> WHAT IS NEEDED: Transcribe each line of the records below exactly, excluding any embedded images.

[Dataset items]
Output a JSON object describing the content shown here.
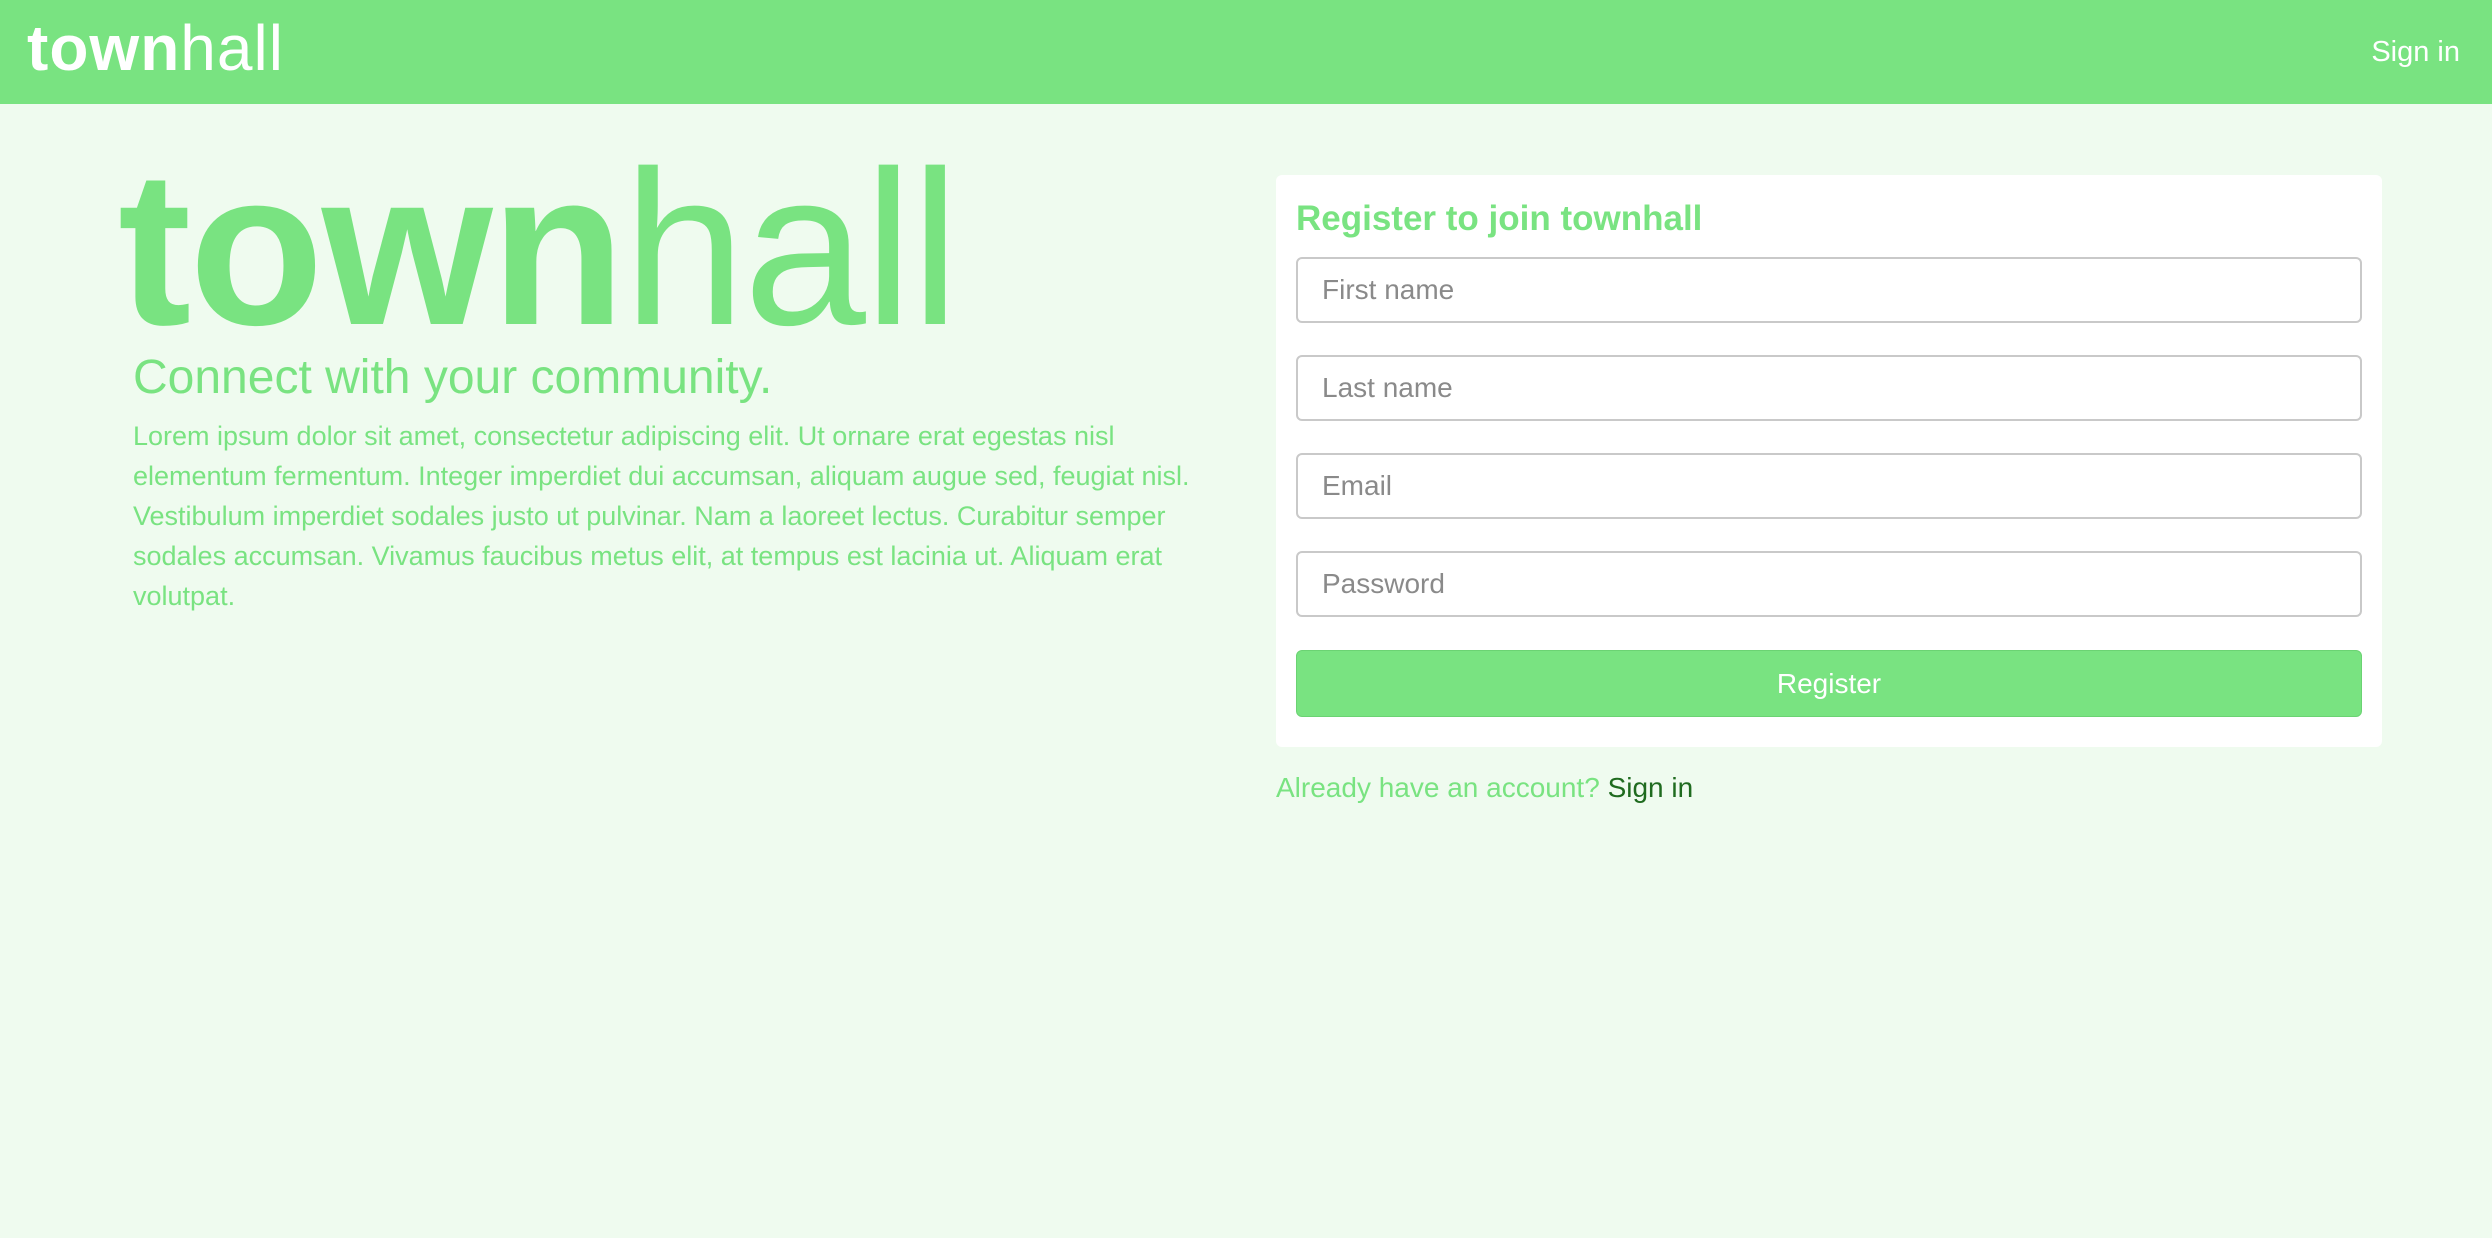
{
  "navbar": {
    "logo_bold": "town",
    "logo_light": "hall",
    "signin_label": "Sign in"
  },
  "hero": {
    "logo_bold": "town",
    "logo_light": "hall",
    "tagline": "Connect with your community.",
    "body": "Lorem ipsum dolor sit amet, consectetur adipiscing elit. Ut ornare erat egestas nisl elementum fermentum. Integer imperdiet dui accumsan, aliquam augue sed, feugiat nisl. Vestibulum imperdiet sodales justo ut pulvinar. Nam a laoreet lectus. Curabitur semper sodales accumsan. Vivamus faucibus metus elit, at tempus est lacinia ut. Aliquam erat volutpat."
  },
  "register": {
    "title": "Register to join townhall",
    "fields": {
      "first_name": {
        "placeholder": "First name",
        "value": ""
      },
      "last_name": {
        "placeholder": "Last name",
        "value": ""
      },
      "email": {
        "placeholder": "Email",
        "value": ""
      },
      "password": {
        "placeholder": "Password",
        "value": ""
      }
    },
    "submit_label": "Register"
  },
  "footer_prompt": {
    "text": "Already have an account?",
    "link_label": "Sign in"
  },
  "colors": {
    "brand_green": "#79e381",
    "page_background": "#effbef",
    "link_dark_green": "#1f6b1f"
  }
}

> REPLY TO THE TASK:
Output a JSON object describing the content shown here.
{
  "navbar": {
    "logo_bold": "town",
    "logo_light": "hall",
    "signin_label": "Sign in"
  },
  "hero": {
    "logo_bold": "town",
    "logo_light": "hall",
    "tagline": "Connect with your community.",
    "body": "Lorem ipsum dolor sit amet, consectetur adipiscing elit. Ut ornare erat egestas nisl elementum fermentum. Integer imperdiet dui accumsan, aliquam augue sed, feugiat nisl. Vestibulum imperdiet sodales justo ut pulvinar. Nam a laoreet lectus. Curabitur semper sodales accumsan. Vivamus faucibus metus elit, at tempus est lacinia ut. Aliquam erat volutpat."
  },
  "register": {
    "title": "Register to join townhall",
    "fields": {
      "first_name": {
        "placeholder": "First name",
        "value": ""
      },
      "last_name": {
        "placeholder": "Last name",
        "value": ""
      },
      "email": {
        "placeholder": "Email",
        "value": ""
      },
      "password": {
        "placeholder": "Password",
        "value": ""
      }
    },
    "submit_label": "Register"
  },
  "footer_prompt": {
    "text": "Already have an account?",
    "link_label": "Sign in"
  },
  "colors": {
    "brand_green": "#79e381",
    "page_background": "#effbef",
    "link_dark_green": "#1f6b1f"
  }
}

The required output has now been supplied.